● **Data records**

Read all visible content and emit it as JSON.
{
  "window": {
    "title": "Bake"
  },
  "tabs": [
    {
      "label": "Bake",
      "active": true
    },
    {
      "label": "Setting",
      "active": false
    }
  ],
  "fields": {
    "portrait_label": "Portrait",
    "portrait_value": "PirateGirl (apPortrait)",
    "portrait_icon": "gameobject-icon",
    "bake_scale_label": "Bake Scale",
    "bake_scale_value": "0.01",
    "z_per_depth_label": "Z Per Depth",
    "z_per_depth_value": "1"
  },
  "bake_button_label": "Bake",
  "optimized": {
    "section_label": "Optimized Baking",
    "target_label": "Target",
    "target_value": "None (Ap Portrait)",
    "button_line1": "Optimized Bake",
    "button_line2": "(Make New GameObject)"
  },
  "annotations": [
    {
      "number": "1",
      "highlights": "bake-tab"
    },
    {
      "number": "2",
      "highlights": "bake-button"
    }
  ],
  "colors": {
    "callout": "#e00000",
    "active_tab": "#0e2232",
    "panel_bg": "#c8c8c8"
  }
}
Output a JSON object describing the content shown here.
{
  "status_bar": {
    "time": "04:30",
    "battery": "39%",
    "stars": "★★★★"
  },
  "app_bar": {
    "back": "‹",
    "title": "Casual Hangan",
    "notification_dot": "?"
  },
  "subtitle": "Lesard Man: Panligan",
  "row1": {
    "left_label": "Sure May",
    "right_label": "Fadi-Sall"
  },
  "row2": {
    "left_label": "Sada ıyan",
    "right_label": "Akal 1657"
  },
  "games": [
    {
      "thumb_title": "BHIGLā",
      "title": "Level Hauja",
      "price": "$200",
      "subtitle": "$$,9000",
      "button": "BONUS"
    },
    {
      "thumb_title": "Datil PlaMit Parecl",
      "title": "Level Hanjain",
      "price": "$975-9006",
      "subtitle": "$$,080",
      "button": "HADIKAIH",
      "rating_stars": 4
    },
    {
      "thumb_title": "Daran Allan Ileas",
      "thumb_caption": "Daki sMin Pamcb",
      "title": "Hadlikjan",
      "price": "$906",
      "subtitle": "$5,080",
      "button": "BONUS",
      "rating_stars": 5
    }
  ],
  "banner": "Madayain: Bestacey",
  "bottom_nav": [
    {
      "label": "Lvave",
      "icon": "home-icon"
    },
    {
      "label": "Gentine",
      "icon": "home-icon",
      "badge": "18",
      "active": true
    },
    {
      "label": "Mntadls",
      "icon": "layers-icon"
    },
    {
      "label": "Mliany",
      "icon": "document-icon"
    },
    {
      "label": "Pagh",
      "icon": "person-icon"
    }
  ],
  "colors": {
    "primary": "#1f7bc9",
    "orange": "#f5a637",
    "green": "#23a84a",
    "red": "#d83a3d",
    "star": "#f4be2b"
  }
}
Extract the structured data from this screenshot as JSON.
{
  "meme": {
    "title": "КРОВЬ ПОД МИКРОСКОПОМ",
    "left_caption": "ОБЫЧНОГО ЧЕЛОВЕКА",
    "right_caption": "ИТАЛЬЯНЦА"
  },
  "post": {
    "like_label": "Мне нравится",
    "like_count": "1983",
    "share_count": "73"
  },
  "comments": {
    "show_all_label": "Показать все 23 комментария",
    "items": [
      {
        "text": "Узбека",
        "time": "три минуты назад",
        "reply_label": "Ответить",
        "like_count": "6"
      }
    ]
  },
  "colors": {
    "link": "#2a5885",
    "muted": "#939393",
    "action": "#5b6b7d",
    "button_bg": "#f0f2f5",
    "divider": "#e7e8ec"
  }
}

● **PROBLEM REQUIREMENTS**
How many lines in the listing above contain "JSON"? Answer with the number alone.

● **THE SOLUTION**
3